Stored entries
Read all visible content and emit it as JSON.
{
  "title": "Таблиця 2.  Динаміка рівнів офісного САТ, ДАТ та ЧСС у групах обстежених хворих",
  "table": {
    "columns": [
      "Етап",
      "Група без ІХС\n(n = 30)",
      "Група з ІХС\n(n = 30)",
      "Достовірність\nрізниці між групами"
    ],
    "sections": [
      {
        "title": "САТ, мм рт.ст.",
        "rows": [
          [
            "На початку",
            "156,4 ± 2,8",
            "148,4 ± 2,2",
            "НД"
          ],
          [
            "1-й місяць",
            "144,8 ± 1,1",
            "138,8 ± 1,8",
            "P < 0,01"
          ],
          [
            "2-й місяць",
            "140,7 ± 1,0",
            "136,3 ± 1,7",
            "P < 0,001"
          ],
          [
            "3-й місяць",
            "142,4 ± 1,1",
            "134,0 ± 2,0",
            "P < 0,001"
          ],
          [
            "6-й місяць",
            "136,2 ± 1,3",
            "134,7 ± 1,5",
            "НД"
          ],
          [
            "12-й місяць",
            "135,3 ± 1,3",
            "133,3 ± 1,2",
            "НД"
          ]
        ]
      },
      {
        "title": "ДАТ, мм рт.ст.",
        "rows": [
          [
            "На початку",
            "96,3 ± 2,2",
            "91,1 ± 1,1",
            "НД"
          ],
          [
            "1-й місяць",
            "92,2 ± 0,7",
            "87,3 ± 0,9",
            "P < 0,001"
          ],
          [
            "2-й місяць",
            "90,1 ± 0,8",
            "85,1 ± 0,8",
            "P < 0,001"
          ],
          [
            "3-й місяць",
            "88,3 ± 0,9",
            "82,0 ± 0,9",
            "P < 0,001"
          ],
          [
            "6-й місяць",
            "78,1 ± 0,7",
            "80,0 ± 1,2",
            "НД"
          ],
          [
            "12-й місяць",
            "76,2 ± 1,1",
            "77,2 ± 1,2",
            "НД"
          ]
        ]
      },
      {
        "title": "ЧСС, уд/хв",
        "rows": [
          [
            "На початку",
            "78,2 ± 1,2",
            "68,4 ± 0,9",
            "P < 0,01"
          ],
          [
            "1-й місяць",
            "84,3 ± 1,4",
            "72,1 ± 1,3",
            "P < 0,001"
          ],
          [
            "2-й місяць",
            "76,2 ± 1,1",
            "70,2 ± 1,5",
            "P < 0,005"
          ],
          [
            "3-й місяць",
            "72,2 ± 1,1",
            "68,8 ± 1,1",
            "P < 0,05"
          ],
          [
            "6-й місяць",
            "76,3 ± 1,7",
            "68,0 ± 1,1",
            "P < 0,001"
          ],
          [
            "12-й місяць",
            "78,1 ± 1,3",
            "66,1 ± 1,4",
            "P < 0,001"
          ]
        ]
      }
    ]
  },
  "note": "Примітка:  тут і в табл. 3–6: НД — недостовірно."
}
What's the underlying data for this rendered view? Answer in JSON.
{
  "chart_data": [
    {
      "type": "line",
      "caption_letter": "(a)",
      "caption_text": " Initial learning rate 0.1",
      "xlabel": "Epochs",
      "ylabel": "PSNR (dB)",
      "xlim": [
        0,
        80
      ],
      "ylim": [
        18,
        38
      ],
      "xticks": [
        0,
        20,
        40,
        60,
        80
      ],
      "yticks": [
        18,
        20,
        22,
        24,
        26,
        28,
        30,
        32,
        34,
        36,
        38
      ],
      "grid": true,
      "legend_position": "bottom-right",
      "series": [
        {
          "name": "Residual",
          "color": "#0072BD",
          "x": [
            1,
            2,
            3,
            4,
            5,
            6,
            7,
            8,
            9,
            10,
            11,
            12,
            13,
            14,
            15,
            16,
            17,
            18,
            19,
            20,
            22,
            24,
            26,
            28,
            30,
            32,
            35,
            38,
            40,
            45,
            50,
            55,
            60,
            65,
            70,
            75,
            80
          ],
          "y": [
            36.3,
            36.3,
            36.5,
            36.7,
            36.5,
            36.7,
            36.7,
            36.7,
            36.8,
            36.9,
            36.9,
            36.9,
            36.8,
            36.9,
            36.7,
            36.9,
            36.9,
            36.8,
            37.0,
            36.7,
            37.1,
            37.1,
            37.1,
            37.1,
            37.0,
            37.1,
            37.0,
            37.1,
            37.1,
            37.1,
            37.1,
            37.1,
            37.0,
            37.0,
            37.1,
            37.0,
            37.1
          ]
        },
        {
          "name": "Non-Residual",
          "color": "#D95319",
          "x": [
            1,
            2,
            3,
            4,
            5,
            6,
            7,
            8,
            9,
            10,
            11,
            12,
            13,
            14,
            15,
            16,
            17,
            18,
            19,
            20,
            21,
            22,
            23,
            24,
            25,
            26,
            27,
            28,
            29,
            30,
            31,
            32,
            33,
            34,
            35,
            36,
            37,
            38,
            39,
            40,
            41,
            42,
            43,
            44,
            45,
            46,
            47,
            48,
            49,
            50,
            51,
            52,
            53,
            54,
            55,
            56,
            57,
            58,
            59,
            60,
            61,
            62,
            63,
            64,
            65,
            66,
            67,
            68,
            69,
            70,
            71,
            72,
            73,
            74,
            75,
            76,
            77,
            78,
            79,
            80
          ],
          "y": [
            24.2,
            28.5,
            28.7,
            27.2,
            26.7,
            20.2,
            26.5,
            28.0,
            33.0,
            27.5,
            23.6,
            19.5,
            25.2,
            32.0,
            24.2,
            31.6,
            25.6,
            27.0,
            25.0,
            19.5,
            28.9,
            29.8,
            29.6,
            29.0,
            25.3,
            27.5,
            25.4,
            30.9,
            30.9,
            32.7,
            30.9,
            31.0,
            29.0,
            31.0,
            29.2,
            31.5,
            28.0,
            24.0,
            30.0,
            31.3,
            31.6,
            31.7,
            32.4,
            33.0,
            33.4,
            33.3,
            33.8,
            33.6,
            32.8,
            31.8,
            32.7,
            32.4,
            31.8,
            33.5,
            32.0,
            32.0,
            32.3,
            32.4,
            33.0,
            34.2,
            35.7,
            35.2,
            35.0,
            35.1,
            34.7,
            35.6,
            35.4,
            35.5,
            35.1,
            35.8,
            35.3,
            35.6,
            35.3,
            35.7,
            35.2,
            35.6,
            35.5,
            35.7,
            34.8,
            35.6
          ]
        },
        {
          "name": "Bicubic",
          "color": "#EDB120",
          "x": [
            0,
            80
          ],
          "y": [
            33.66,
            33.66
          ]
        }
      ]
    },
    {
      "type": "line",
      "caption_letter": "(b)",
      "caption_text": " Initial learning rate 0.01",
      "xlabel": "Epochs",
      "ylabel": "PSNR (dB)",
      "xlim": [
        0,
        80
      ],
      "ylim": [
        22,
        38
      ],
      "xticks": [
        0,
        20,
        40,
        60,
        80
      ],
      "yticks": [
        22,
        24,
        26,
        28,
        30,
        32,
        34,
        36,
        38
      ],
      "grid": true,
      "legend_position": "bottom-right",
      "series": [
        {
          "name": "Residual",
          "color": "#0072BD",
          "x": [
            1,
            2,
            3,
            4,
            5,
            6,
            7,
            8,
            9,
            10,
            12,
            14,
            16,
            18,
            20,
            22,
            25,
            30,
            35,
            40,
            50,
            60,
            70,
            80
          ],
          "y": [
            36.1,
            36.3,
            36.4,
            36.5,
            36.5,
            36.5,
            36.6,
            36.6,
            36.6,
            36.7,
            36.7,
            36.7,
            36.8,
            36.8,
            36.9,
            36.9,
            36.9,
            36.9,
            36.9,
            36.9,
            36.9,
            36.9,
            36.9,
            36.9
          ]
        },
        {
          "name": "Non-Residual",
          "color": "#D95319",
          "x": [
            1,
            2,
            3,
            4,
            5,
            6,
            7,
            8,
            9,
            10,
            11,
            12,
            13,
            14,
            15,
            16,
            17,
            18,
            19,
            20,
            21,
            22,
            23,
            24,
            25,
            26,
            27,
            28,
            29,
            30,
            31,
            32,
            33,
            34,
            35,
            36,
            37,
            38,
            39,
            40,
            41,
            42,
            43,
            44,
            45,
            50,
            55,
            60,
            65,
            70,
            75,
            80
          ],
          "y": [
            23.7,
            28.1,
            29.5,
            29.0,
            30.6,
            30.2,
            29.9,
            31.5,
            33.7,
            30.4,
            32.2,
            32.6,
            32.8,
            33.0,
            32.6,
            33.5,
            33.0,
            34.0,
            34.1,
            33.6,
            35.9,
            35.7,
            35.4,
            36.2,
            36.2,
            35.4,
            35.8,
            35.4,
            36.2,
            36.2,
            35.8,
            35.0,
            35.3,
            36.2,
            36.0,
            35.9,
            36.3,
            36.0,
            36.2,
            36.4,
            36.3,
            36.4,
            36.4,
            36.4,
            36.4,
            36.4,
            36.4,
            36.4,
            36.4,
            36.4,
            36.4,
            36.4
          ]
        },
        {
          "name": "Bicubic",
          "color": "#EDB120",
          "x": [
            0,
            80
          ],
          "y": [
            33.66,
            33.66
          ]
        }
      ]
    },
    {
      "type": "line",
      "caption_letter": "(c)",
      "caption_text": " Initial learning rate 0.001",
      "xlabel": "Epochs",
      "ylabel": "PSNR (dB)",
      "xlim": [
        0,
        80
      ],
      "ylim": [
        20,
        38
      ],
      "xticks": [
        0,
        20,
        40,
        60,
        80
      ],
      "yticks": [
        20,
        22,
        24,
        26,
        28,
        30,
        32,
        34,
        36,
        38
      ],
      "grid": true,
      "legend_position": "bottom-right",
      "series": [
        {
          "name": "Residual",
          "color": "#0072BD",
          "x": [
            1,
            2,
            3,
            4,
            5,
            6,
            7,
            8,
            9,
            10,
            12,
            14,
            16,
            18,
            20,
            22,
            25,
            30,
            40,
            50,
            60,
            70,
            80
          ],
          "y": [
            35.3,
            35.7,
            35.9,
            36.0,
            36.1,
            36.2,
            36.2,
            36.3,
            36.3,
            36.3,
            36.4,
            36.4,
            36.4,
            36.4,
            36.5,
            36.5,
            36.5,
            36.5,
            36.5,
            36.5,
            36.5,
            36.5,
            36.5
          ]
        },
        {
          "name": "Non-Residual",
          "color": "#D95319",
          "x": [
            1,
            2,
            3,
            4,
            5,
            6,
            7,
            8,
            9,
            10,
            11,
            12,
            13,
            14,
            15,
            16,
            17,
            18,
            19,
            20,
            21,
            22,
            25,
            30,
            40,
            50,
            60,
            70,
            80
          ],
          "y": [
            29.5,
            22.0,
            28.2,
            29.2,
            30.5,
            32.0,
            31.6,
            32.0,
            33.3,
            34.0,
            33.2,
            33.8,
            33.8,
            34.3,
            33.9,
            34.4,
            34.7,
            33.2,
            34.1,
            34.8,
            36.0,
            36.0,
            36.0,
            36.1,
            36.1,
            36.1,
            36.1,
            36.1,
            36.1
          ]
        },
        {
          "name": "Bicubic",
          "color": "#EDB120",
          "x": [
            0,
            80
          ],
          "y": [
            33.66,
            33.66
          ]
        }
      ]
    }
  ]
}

--

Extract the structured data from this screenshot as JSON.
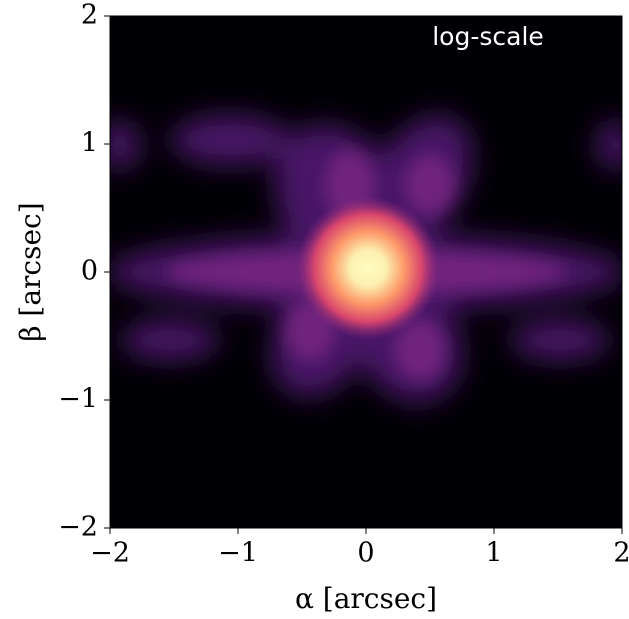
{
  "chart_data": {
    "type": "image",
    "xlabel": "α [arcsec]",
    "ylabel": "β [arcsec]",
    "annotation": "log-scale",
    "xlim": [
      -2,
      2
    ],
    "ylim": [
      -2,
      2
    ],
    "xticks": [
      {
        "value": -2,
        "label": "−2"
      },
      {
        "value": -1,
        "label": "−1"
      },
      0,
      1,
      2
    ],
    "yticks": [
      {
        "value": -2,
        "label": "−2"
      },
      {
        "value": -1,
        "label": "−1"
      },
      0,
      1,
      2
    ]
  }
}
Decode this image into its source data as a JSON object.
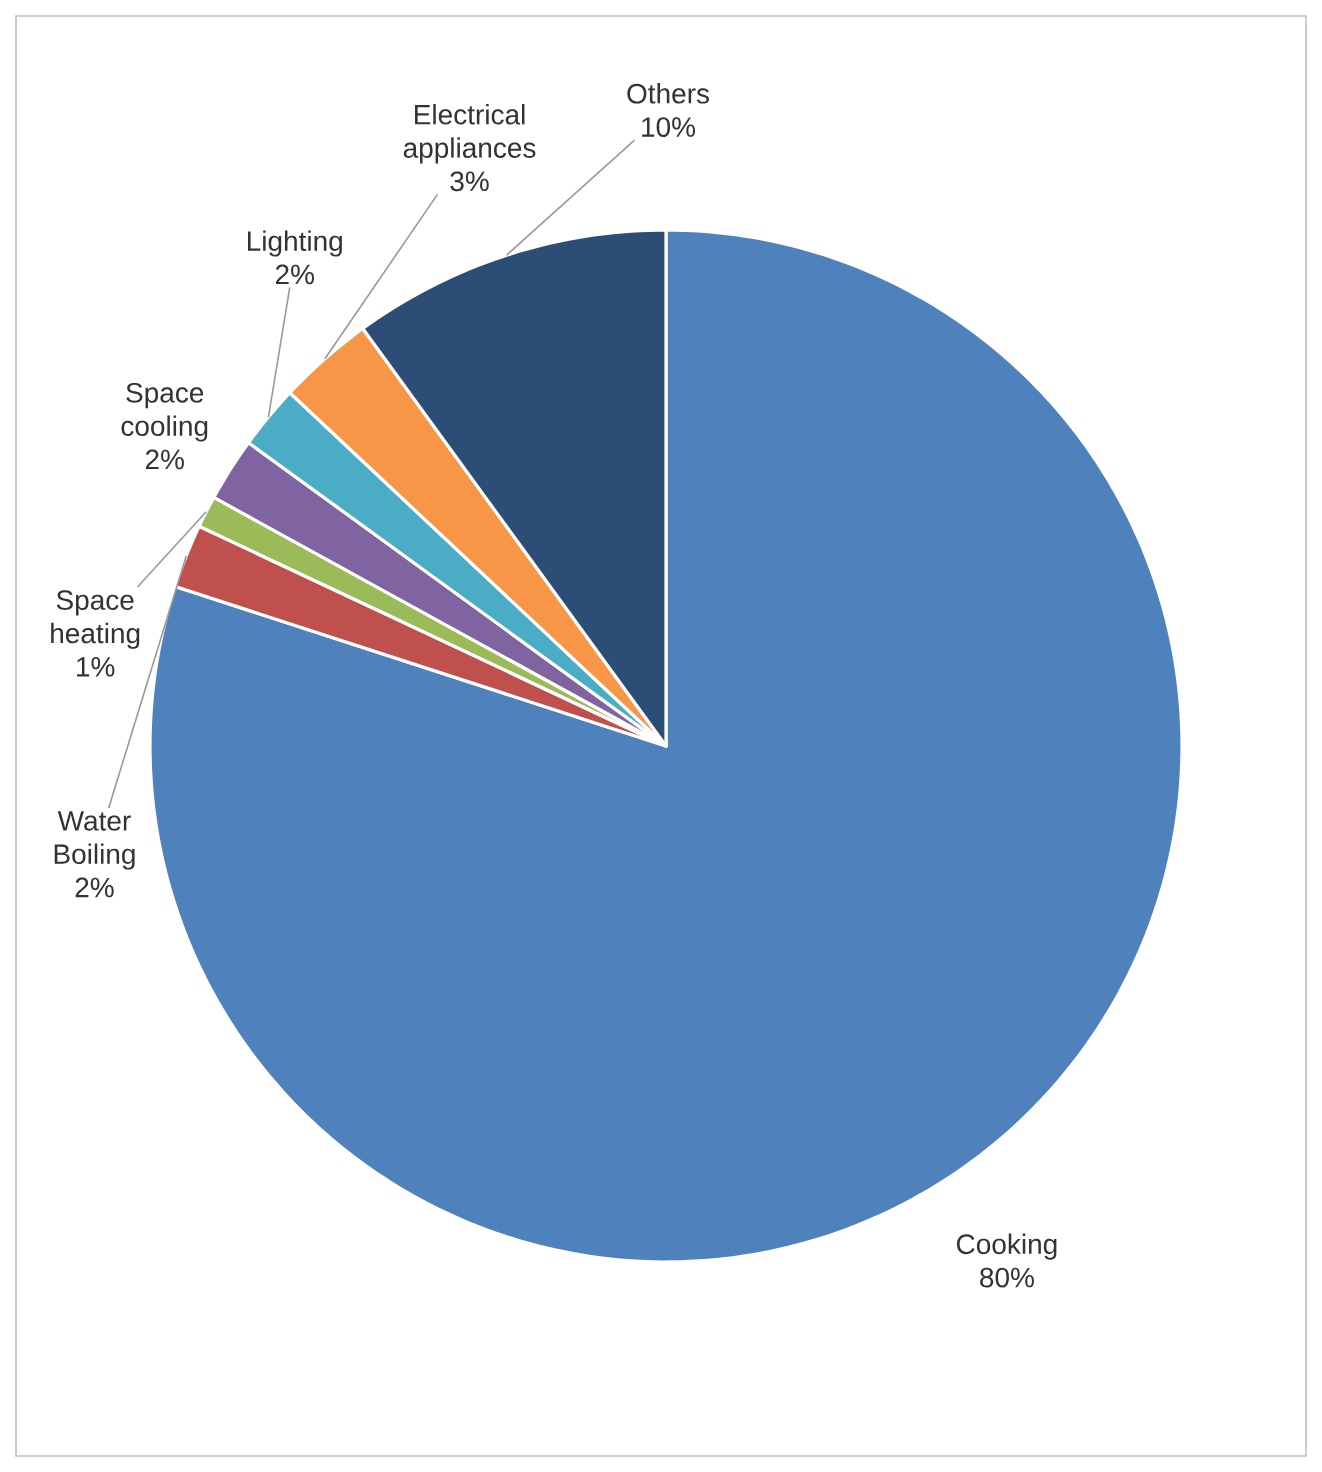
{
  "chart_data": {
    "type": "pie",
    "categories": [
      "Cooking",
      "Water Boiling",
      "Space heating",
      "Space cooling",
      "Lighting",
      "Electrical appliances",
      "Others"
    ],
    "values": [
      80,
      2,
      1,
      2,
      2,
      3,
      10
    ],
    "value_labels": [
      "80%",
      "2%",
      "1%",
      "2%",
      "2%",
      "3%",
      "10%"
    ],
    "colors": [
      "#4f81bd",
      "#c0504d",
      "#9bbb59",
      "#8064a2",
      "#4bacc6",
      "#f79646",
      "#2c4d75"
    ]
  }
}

---

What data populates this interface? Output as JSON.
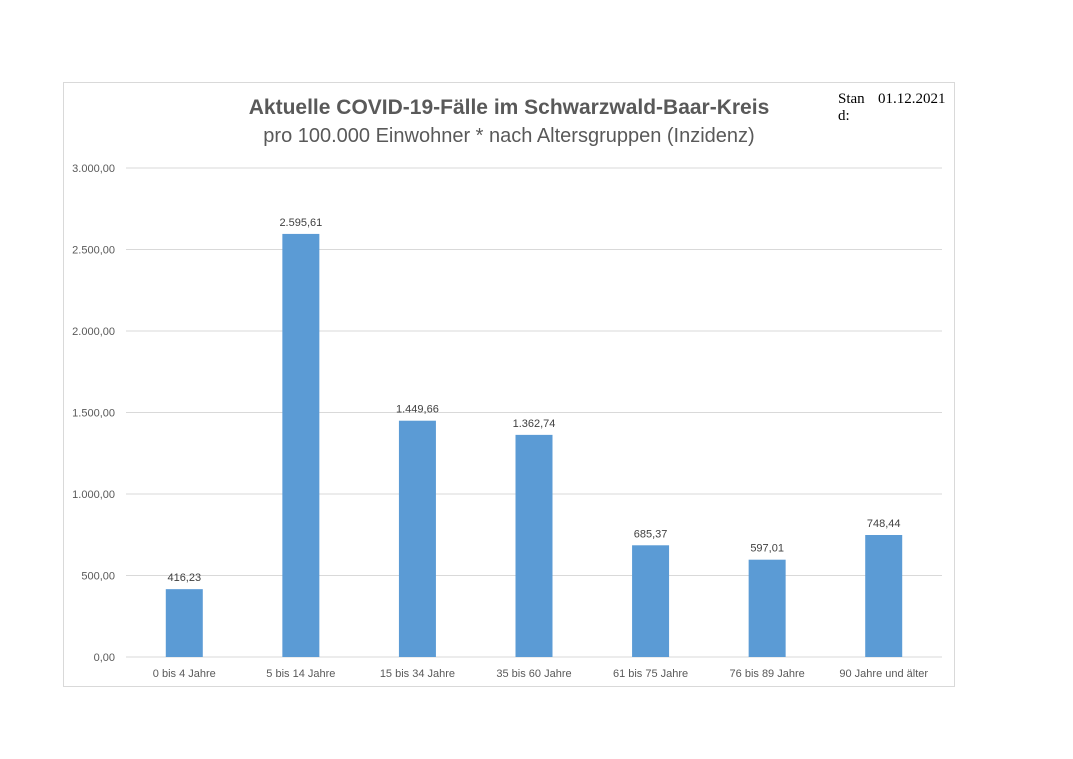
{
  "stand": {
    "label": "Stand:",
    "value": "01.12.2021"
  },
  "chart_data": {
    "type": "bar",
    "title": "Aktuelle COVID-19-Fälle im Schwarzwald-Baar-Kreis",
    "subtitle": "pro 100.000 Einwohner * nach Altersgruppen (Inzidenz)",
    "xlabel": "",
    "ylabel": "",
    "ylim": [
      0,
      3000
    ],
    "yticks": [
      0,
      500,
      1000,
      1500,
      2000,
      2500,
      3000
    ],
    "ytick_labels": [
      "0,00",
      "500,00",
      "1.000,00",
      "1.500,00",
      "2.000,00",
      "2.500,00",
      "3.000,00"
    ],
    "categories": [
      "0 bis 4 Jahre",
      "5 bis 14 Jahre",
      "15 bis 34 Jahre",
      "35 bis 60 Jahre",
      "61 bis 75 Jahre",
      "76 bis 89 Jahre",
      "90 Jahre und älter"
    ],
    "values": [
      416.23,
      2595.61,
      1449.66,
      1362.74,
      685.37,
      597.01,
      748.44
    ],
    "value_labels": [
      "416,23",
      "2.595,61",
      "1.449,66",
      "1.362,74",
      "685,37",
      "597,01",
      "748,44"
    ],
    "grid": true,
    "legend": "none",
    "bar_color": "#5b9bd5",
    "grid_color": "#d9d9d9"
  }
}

TASK DETAILS >>
From the entries above, copy every line where the word "learning" shows up.

FINAL ANSWER >>
      "caption_text": " Initial learning rate 0.1",
      "caption_text": " Initial learning rate 0.01",
      "caption_text": " Initial learning rate 0.001",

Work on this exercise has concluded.